**JOB**
Write out, precisely and in full, each line of the material.

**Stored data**
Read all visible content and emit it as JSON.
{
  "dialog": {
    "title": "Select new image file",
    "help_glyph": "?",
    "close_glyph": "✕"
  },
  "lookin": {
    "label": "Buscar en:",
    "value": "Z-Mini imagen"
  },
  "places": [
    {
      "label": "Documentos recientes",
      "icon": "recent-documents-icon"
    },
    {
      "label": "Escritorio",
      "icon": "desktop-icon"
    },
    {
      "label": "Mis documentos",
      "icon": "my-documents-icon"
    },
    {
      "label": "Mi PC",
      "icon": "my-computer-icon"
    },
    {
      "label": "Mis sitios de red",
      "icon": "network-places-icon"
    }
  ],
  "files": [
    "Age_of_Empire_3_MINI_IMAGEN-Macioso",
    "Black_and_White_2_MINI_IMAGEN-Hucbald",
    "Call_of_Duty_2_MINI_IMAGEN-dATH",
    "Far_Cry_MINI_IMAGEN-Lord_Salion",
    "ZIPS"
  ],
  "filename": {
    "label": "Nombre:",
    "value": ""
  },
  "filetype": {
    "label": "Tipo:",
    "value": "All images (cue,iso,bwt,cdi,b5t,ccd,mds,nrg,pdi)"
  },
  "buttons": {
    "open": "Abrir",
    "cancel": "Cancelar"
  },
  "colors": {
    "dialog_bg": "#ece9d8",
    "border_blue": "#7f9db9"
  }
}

**ANSWER TO THE EXERCISE**
Read all visible content and emit it as JSON.
{
  "dialog": {
    "title": "Select new image file",
    "help_glyph": "?",
    "close_glyph": "✕"
  },
  "lookin": {
    "label": "Buscar en:",
    "value": "Z-Mini imagen"
  },
  "places": [
    {
      "label": "Documentos recientes",
      "icon": "recent-documents-icon"
    },
    {
      "label": "Escritorio",
      "icon": "desktop-icon"
    },
    {
      "label": "Mis documentos",
      "icon": "my-documents-icon"
    },
    {
      "label": "Mi PC",
      "icon": "my-computer-icon"
    },
    {
      "label": "Mis sitios de red",
      "icon": "network-places-icon"
    }
  ],
  "files": [
    "Age_of_Empire_3_MINI_IMAGEN-Macioso",
    "Black_and_White_2_MINI_IMAGEN-Hucbald",
    "Call_of_Duty_2_MINI_IMAGEN-dATH",
    "Far_Cry_MINI_IMAGEN-Lord_Salion",
    "ZIPS"
  ],
  "filename": {
    "label": "Nombre:",
    "value": ""
  },
  "filetype": {
    "label": "Tipo:",
    "value": "All images (cue,iso,bwt,cdi,b5t,ccd,mds,nrg,pdi)"
  },
  "buttons": {
    "open": "Abrir",
    "cancel": "Cancelar"
  },
  "colors": {
    "dialog_bg": "#ece9d8",
    "border_blue": "#7f9db9"
  }
}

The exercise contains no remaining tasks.